Writing Habits: Routines–or Ruts?

I love routines! It streamlines the daily business of life and lets me get more done. I have some habits (like how I brush teeth or do dishes) that haven’t changed in years–maybe decades. They work efficiently.

Writers have habits too, and I think that’s a good thing. It streamlines daily chores like email, website updating, reading professional journals and blogs, and other writing-related chores.

BUT…routines can become ruts without anyone noticing.

Habits: A Slippery Slope

You may suspect your routines have become ruts if you are more bored than inspired when you sit down to write. When all your writing has the same tired voice, when you continually repeat subjects and themes–it may be a sign that your writing routines have become ruts.

So how do you break out of ruts? Try making changes in some of these areas:

  • Writing area: choose another place to write, change the furniture around in your office, move your desk to the window, clean up the clutter, make a traveling writer’s bag for the airplane or car
  • Time: even if you’re a morning person, try writing during the lunch hour or in ten-minute segments every hour on the hour; try a Saturday morning
  • Length of session: experiment with writing daily for short periods, writing daily for longer periods, writing just on the weekend
  • Tools of your trade: experiment with writing longhand, writing on a laptop, using online journals, Internet vs. library research
  • Sound: if you’re used to writing in total silence, try background music you love or a white noise machine (mine makes raindrops and ocean wave sounds)

▶ SET PROBLEM A: Could you give back the piece on writing habits, word for word from start to finish?

▶ DATA RECORDS:
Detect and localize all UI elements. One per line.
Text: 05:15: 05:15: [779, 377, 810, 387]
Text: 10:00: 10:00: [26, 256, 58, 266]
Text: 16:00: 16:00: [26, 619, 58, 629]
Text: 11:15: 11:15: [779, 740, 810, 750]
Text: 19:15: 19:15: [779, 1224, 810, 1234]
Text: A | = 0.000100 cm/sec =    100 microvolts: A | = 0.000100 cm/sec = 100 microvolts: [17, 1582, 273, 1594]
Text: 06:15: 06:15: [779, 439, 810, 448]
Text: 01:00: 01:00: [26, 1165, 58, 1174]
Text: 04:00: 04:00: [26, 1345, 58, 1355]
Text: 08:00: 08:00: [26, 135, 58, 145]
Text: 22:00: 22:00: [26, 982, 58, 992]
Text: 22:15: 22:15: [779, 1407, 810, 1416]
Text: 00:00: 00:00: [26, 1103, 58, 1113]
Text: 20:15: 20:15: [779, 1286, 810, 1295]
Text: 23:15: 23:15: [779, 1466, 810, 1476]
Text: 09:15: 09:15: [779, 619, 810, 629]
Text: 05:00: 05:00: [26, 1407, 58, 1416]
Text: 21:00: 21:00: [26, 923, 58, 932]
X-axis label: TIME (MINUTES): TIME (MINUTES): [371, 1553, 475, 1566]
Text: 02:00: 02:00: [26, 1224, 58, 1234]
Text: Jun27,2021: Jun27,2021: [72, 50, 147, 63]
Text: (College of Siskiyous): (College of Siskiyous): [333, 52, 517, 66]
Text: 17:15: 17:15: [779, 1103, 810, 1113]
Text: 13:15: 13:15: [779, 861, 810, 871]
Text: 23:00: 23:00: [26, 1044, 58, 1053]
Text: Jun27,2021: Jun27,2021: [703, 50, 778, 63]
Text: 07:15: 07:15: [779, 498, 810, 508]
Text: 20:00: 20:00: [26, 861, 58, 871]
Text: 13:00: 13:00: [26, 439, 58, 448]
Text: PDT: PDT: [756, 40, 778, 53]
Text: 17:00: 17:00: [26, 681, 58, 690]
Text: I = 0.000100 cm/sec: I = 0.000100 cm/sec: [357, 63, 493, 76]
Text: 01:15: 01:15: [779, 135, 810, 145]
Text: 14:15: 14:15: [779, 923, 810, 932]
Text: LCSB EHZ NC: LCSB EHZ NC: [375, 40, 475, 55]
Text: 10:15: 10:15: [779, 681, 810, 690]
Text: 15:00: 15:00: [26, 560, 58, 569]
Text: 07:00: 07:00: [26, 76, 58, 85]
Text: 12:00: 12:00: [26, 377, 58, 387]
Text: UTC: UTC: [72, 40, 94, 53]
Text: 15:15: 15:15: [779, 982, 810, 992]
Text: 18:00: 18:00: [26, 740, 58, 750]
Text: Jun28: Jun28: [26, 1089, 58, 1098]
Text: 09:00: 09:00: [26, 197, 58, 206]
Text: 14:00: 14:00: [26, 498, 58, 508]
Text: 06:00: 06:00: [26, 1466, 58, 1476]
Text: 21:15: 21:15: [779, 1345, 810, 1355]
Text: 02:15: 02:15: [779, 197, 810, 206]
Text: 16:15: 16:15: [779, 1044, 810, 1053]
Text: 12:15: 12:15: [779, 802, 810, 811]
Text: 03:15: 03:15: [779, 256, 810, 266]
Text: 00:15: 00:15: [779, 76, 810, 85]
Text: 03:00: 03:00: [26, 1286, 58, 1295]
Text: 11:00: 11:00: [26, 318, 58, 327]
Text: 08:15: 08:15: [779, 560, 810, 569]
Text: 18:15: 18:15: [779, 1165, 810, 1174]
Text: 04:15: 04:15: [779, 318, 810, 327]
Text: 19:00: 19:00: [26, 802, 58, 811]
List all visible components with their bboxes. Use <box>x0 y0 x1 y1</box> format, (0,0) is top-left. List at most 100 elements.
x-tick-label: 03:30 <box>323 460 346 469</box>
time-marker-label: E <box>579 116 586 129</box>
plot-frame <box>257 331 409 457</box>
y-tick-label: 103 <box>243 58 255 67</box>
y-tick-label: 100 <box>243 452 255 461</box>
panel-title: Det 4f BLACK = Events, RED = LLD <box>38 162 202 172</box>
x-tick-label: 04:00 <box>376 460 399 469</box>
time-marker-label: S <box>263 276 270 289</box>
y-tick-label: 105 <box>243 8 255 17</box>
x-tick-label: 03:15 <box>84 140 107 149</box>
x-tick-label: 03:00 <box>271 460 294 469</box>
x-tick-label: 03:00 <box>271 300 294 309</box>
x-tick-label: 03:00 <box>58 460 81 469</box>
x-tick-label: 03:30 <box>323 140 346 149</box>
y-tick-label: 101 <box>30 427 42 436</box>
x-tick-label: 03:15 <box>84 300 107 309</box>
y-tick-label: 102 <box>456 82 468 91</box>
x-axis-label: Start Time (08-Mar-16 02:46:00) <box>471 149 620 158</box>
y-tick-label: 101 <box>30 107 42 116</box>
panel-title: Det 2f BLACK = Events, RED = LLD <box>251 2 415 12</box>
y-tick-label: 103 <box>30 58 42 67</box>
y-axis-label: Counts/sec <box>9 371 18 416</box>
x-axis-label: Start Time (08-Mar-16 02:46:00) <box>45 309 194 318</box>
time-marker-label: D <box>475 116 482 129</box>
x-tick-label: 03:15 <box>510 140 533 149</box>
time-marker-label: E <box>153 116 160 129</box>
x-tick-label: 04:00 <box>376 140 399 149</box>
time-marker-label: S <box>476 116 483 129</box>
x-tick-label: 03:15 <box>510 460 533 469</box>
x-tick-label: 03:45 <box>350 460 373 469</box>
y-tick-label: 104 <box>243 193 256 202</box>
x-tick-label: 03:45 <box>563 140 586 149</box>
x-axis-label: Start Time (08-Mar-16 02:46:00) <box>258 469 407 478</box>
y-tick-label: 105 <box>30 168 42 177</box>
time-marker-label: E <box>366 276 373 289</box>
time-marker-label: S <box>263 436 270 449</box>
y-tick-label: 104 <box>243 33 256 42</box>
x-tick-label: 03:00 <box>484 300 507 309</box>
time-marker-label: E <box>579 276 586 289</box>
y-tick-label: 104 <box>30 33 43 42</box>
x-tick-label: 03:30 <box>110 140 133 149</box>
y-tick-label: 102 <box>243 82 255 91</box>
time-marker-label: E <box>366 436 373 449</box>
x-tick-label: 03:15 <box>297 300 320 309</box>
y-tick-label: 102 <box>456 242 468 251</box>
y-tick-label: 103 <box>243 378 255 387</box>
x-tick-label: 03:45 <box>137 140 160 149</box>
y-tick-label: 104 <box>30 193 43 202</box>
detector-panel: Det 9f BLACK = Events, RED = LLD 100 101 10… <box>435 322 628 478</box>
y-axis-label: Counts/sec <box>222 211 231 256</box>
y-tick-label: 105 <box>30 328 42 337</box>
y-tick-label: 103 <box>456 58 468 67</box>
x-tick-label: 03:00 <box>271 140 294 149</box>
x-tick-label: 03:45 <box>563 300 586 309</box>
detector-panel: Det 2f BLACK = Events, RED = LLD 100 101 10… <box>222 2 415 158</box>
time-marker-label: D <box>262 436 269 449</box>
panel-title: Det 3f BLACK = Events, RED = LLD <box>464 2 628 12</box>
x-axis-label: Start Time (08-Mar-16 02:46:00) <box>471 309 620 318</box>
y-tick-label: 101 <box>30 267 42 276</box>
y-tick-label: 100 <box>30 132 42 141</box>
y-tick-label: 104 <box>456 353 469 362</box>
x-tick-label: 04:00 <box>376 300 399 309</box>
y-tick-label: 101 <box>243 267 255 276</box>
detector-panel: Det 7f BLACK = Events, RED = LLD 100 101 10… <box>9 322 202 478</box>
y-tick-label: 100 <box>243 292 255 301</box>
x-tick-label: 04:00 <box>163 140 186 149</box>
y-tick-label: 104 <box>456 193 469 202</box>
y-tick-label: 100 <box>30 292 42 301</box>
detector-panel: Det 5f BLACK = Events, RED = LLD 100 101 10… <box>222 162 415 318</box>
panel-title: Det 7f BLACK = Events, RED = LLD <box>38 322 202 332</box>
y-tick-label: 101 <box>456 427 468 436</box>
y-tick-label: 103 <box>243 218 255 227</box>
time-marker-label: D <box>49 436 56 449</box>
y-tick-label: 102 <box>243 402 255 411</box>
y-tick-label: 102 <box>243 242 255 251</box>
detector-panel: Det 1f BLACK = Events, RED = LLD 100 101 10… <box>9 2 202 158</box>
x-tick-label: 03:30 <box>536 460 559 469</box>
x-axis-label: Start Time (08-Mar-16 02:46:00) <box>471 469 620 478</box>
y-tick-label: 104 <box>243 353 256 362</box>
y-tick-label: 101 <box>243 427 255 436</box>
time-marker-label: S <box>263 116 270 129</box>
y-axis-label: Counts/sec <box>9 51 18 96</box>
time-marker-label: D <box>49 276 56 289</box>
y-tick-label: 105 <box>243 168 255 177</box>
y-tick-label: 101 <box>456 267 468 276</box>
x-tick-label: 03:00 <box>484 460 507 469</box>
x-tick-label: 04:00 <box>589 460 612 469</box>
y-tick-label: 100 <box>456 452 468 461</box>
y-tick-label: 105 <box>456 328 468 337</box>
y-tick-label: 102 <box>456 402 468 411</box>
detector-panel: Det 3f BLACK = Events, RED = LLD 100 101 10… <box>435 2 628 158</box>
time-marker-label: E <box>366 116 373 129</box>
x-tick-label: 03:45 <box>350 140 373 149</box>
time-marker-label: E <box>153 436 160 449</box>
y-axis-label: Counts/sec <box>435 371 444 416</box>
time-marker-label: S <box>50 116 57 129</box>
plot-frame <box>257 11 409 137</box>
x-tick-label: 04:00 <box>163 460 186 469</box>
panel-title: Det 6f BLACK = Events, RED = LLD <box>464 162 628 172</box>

▶ SET PROBLEM B: Could you copy out the records, starting at their first line and ending at the line that contains "Text: 19:15: 19:15: [779, 1224, 810, 1234]"?

▶ WRITTEN ANSWER A:
Writing Habits: Routines–or Ruts?

I love routines! It streamlines the daily business of life and lets me get more done. I have some habits (like how I brush teeth or do dishes) that haven’t changed in years–maybe decades. They work efficiently.

Writers have habits too, and I think that’s a good thing. It streamlines daily chores like email, website updating, reading professional journals and blogs, and other writing-related chores.

BUT…routines can become ruts without anyone noticing.

Habits: A Slippery Slope

You may suspect your routines have become ruts if you are more bored than inspired when you sit down to write. When all your writing has the same tired voice, when you continually repeat subjects and themes–it may be a sign that your writing routines have become ruts.

So how do you break out of ruts? Try making changes in some of these areas:

  • Writing area: choose another place to write, change the furniture around in your office, move your desk to the window, clean up the clutter, make a traveling writer’s bag for the airplane or car
  • Time: even if you’re a morning person, try writing during the lunch hour or in ten-minute segments every hour on the hour; try a Saturday morning
  • Length of session: experiment with writing daily for short periods, writing daily for longer periods, writing just on the weekend
  • Tools of your trade: experiment with writing longhand, writing on a laptop, using online journals, Internet vs. library research
  • Sound: if you’re used to writing in total silence, try background music you love or a white noise machine (mine makes raindrops and ocean wave sounds)

▶ WRITTEN ANSWER B:
Detect and localize all UI elements. One per line.
Text: 05:15: 05:15: [779, 377, 810, 387]
Text: 10:00: 10:00: [26, 256, 58, 266]
Text: 16:00: 16:00: [26, 619, 58, 629]
Text: 11:15: 11:15: [779, 740, 810, 750]
Text: 19:15: 19:15: [779, 1224, 810, 1234]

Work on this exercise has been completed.